This is "exactly" the same as the corresponding Task 6 in the previous Tutorial. Simply run it, and note down the final Accuracy on the Test data.
Approach-1: We take the encoder of the pre-trained VAE and place an untrained, small (1 layer) Classifier on top. The Classifier receives as input, codes that the VAE's encoder predicts when given input x. We then use the limited labelled data for training. Importantly, we only train the small Classifier. The encoder is used as 'frozen' (does not get trained further) feature extractor. See next figure for a visual explanation.

TODO: This is the same as Task 7 of previous Tutorial on AEs, with one important peculiarity: When the encoder predicts a whole distribution of codes for each x, p(z|x), what code should we use as oputput of the "feature extractor" (encoder of VAE) and as input to the classifier? Note: We want the classifier to be "deterministic", not stochastic, so we wont be sampling. Probably we want the most probable code z for each x...
Go back to Task 10 and the function train_classifier(...) defined therein. Fill in the gap, choosing which code to use as input to the Classifier. AFTER you have done that, run the code below...
# Train classifier on top of pre-trained AE encoder
class Classifier_1layer(Network):
# Classifier with just 1 layer, the classification layer
def __init__(self, D_in, D_out, rng):
# D_in: dimensions of input
# D_out: dimension of output (number of classes)

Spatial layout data
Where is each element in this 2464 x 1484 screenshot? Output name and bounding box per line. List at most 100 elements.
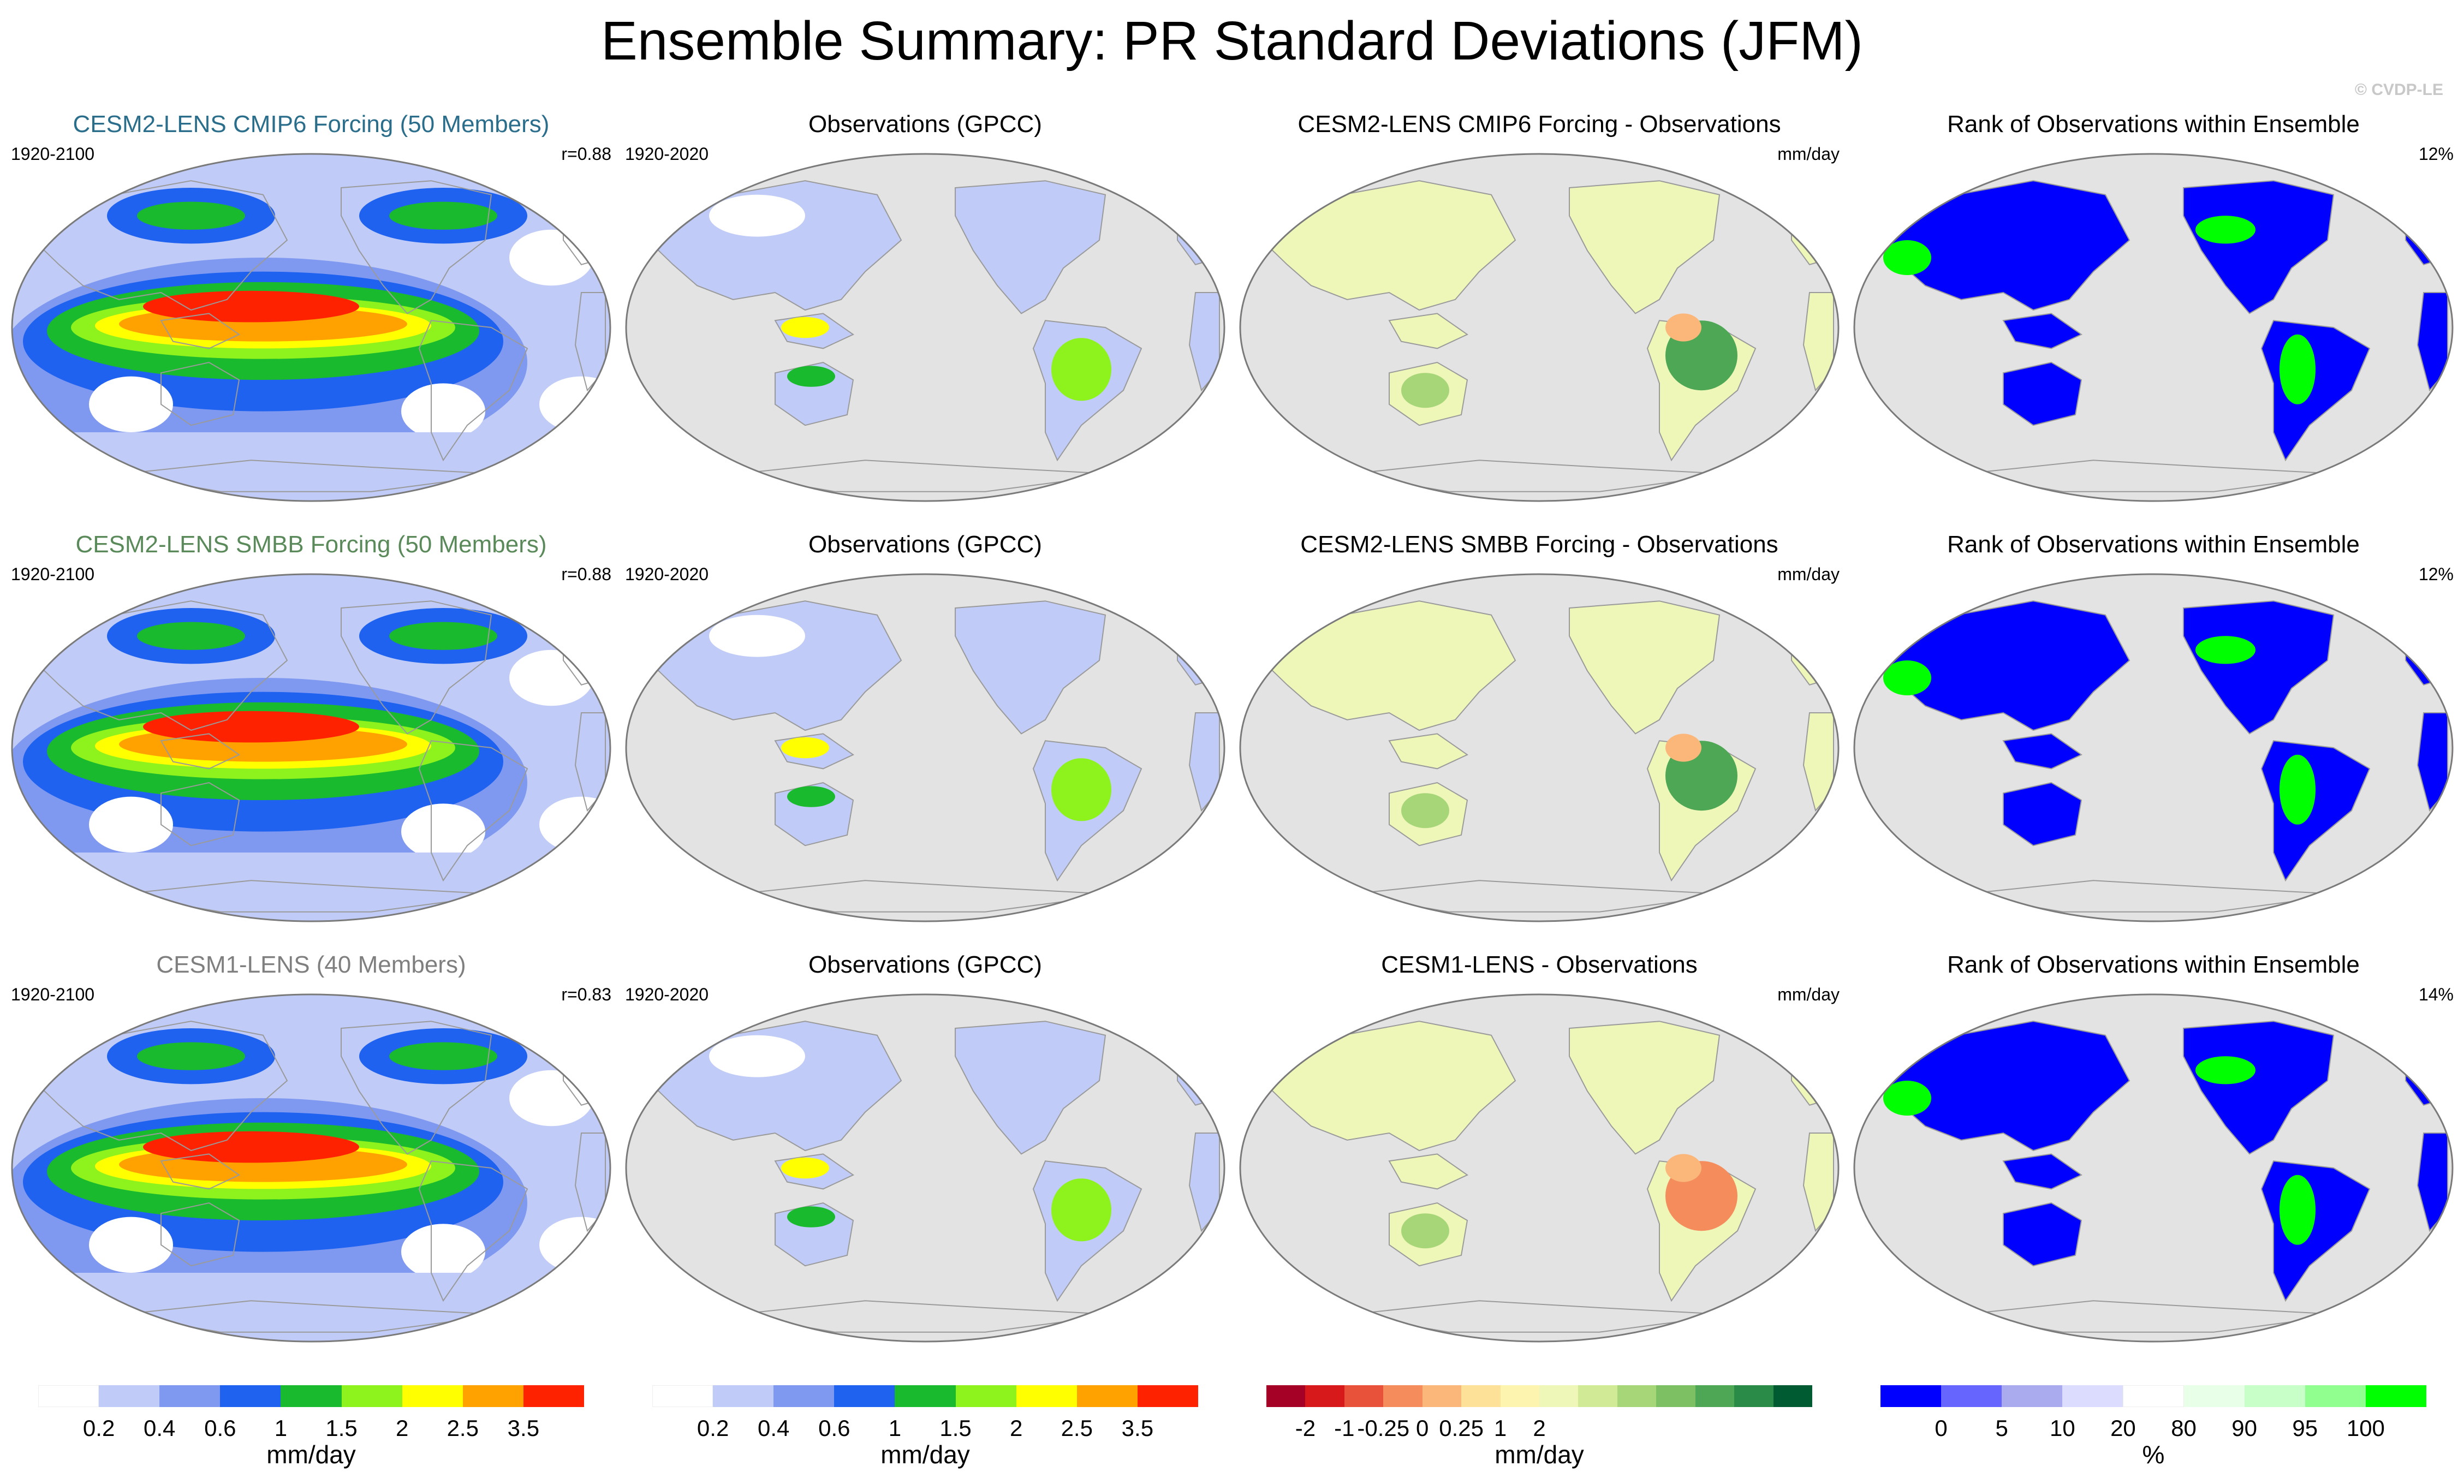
panel-diff-row3: CESM1-LENS - Observations mm/day — [1234, 950, 1845, 1370]
land-indo — [1388, 1153, 1468, 1190]
land-greenland — [1730, 579, 1781, 612]
panel-title: CESM2-LENS CMIP6 Forcing (50 Members) — [73, 111, 550, 138]
panel-obs-row1: Observations (GPCC) 1920-2020 — [620, 109, 1231, 529]
panel-model-row1: CESM2-LENS CMIP6 Forcing (50 Members) 192… — [5, 109, 617, 529]
colorbar-unit: mm/day — [880, 1440, 970, 1469]
std-max-region — [143, 1131, 359, 1163]
colorbar-tick: 0.4 — [758, 1415, 790, 1441]
colorbar-swatch — [834, 1385, 895, 1407]
pattern-correlation: r=0.83 — [561, 985, 611, 1004]
rank-percent: 14% — [2418, 985, 2454, 1004]
panel-model-row2: CESM2-LENS SMBB Forcing (50 Members) 1920… — [5, 529, 617, 950]
panel-title: CESM1-LENS (40 Members) — [156, 951, 466, 978]
land-namerica — [2183, 600, 2335, 735]
map-border — [1239, 573, 1840, 922]
map-border — [11, 993, 611, 1343]
unit-label: mm/day — [1777, 985, 1840, 1004]
land-asia — [1268, 600, 1516, 731]
std-max-region — [143, 711, 359, 743]
colorbar-swatch — [1344, 1385, 1384, 1407]
coastline-australia — [160, 361, 240, 426]
colorbar-tick: 3.5 — [1121, 1415, 1154, 1441]
world-map-diff — [1239, 573, 1840, 922]
australia-diff — [1401, 373, 1449, 408]
panel-model-row3: CESM1-LENS (40 Members) 1920-2100 r=0.83 — [5, 950, 617, 1370]
colorbar-std: 0.2 0.4 0.6 1 1.5 2 2.5 3.5 mm/day — [38, 1385, 584, 1473]
land-greenland — [1730, 999, 1781, 1033]
colorbar-tick: 3.5 — [507, 1415, 540, 1441]
colorbar-tick: 0.6 — [818, 1415, 850, 1441]
storm-track-core — [137, 622, 245, 650]
northern-sa-diff — [1665, 1154, 1701, 1182]
colorbar-tick: 90 — [2231, 1415, 2258, 1441]
colorbar-tick: 1 — [274, 1415, 288, 1441]
world-map-obs — [625, 573, 1225, 922]
colorbar-tick: 0.6 — [204, 1415, 236, 1441]
colorbar-swatch — [713, 1385, 774, 1407]
colorbar-tick: 100 — [2346, 1415, 2385, 1441]
storm-track-core — [389, 622, 497, 650]
colorbar-swatch — [1016, 1385, 1077, 1407]
land-namerica — [955, 1021, 1106, 1155]
colorbar-tick: 0.4 — [144, 1415, 176, 1441]
coastline-namerica — [341, 1021, 492, 1155]
coastline-namerica — [341, 600, 492, 735]
colorbar-tick: 2 — [395, 1415, 409, 1441]
colorbar-tick: 1.5 — [325, 1415, 358, 1441]
map-border — [11, 153, 611, 502]
panel-title: CESM1-LENS - Observations — [1381, 951, 1698, 978]
colorbar-swatch — [281, 1385, 342, 1407]
pattern-correlation: r=0.88 — [561, 144, 611, 164]
amazon-high — [1051, 758, 1111, 821]
world-map-diff — [1239, 153, 1840, 502]
colorbar-tick: 20 — [2110, 1415, 2136, 1441]
period-label: 1920-2020 — [625, 985, 709, 1004]
panel-rank-row1: Rank of Observations within Ensemble 12% — [1848, 109, 2459, 529]
colorbar-tick: 0 — [1416, 1415, 1429, 1441]
land-greenland — [1116, 579, 1166, 612]
colorbar-swatch — [1773, 1385, 1812, 1407]
colorbar-swatch — [99, 1385, 160, 1407]
land-australia — [2003, 361, 2082, 426]
panel-title: Observations (GPCC) — [808, 951, 1042, 978]
colorbar-tick: 1 — [1493, 1415, 1507, 1441]
colorbar-swatch — [1461, 1385, 1501, 1407]
high-rank-region — [2195, 216, 2255, 244]
colorbar-swatch — [1076, 1385, 1138, 1407]
colorbar-swatch — [341, 1385, 402, 1407]
dry-zone — [509, 1070, 593, 1127]
maritime-high — [781, 1157, 829, 1179]
dry-zone — [401, 1224, 485, 1280]
colorbar-swatch — [523, 1385, 584, 1407]
colorbar-tick: 0.2 — [82, 1415, 115, 1441]
coastline-indo — [160, 313, 240, 349]
unit-label: mm/day — [1777, 564, 1840, 584]
colorbar-obs: 0.2 0.4 0.6 1 1.5 2 2.5 3.5 mm/day — [652, 1385, 1198, 1473]
land-asia — [1268, 1021, 1516, 1152]
australia-high — [787, 1206, 835, 1227]
coastline-samerica — [418, 1160, 528, 1302]
colorbar-tick: 1 — [888, 1415, 902, 1441]
coastline-samerica — [418, 740, 528, 882]
dry-zone — [509, 229, 593, 286]
storm-track-core — [137, 1042, 245, 1070]
world-map-rank — [1853, 573, 2454, 922]
high-rank-region — [1883, 660, 1931, 695]
colorbar-swatch — [2244, 1385, 2305, 1407]
map-border — [1853, 153, 2454, 502]
panel-title: Observations (GPCC) — [808, 531, 1042, 558]
colorbar-tick: -1 — [1334, 1415, 1355, 1441]
colorbar-swatch — [955, 1385, 1016, 1407]
colorbar-tick: 10 — [2049, 1415, 2075, 1441]
panel-title: Rank of Observations within Ensemble — [1947, 951, 2360, 978]
land-namerica — [1569, 600, 1721, 735]
colorbar-unit: % — [2142, 1440, 2165, 1469]
australia-high — [787, 366, 835, 387]
dry-zone — [89, 1217, 173, 1273]
colorbar-tick: 2.5 — [1061, 1415, 1093, 1441]
world-map-obs — [625, 993, 1225, 1343]
land-namerica — [2183, 180, 2335, 314]
colorbar-swatch — [1578, 1385, 1617, 1407]
watermark: © CVDP-LE — [2354, 81, 2443, 99]
panel-title: CESM2-LENS CMIP6 Forcing - Observations — [1298, 111, 1781, 138]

## Request:
Can you copy out the entire VAE classifier tutorial passage above, word for word?

## Response:
This is "exactly" the same as the corresponding Task 6 in the previous Tutorial. Simply run it, and note down the final Accuracy on the Test data.
Approach-1: We take the encoder of the pre-trained VAE and place an untrained, small (1 layer) Classifier on top. The Classifier receives as input, codes that the VAE's encoder predicts when given input x. We then use the limited labelled data for training. Importantly, we only train the small Classifier. The encoder is used as 'frozen' (does not get trained further) feature extractor. See next figure for a visual explanation.

TODO: This is the same as Task 7 of previous Tutorial on AEs, with one important peculiarity: When the encoder predicts a whole distribution of codes for each x, p(z|x), what code should we use as oputput of the "feature extractor" (encoder of VAE) and as input to the classifier? Note: We want the classifier to be "deterministic", not stochastic, so we wont be sampling. Probably we want the most probable code z for each x...
Go back to Task 10 and the function train_classifier(...) defined therein. Fill in the gap, choosing which code to use as input to the Classifier. AFTER you have done that, run the code below...
# Train classifier on top of pre-trained AE encoder
class Classifier_1layer(Network):
# Classifier with just 1 layer, the classification layer
def __init__(self, D_in, D_out, rng):
# D_in: dimensions of input
# D_out: dimension of output (number of classes)